- Figure record listings
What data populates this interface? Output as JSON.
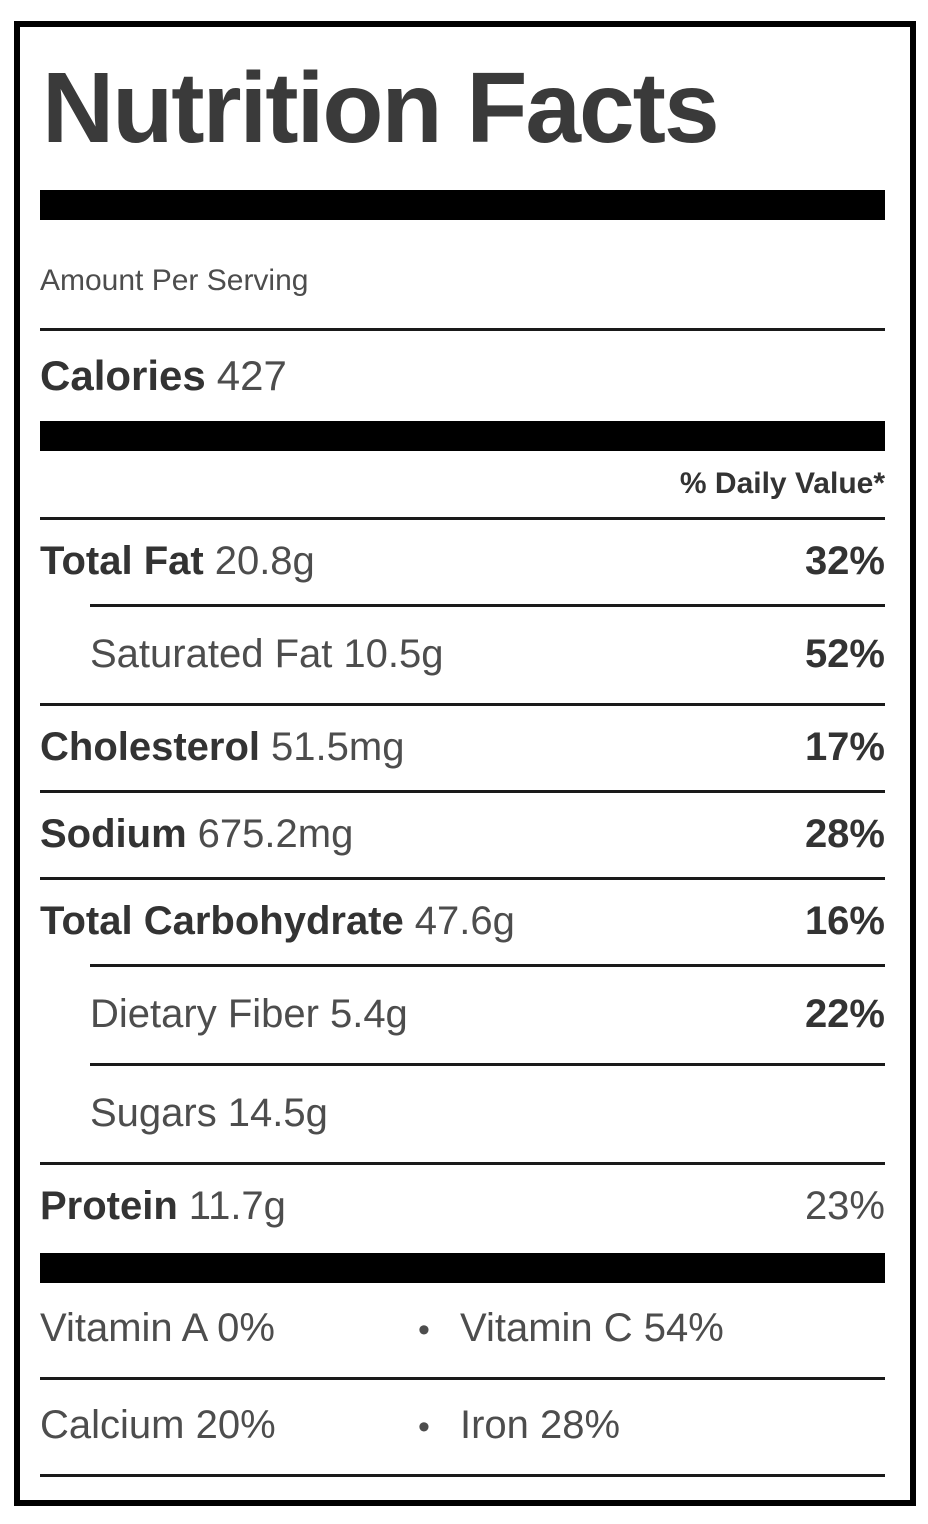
{
  "label": {
    "title": "Nutrition Facts",
    "amount_per_serving": "Amount Per Serving",
    "calories": {
      "name": "Calories",
      "value": "427"
    },
    "daily_value_header": "% Daily Value*",
    "nutrients": [
      {
        "name": "Total Fat",
        "amount": "20.8g",
        "dv": "32%"
      },
      {
        "name": "Saturated Fat",
        "amount": "10.5g",
        "dv": "52%"
      },
      {
        "name": "Cholesterol",
        "amount": "51.5mg",
        "dv": "17%"
      },
      {
        "name": "Sodium",
        "amount": "675.2mg",
        "dv": "28%"
      },
      {
        "name": "Total Carbohydrate",
        "amount": "47.6g",
        "dv": "16%"
      },
      {
        "name": "Dietary Fiber",
        "amount": "5.4g",
        "dv": "22%"
      },
      {
        "name": "Sugars",
        "amount": "14.5g",
        "dv": ""
      },
      {
        "name": "Protein",
        "amount": "11.7g",
        "dv": "23%"
      }
    ],
    "micronutrients": [
      {
        "left": "Vitamin A 0%",
        "right": "Vitamin C 54%"
      },
      {
        "left": "Calcium 20%",
        "right": "Iron 28%"
      }
    ],
    "bullet": "•",
    "colors": {
      "background": "#ffffff",
      "border_and_bars": "#000000",
      "text_bold": "#333333",
      "text_regular": "#4d4d4d"
    }
  }
}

- TO DO
Go through the records above and, whenever a line includes the word "name", copy it.

- ANSWER BOX
      "name": "Calories",
        "name": "Total Fat",
        "name": "Saturated Fat",
        "name": "Cholesterol",
        "name": "Sodium",
        "name": "Total Carbohydrate",
        "name": "Dietary Fiber",
        "name": "Sugars",
        "name": "Protein",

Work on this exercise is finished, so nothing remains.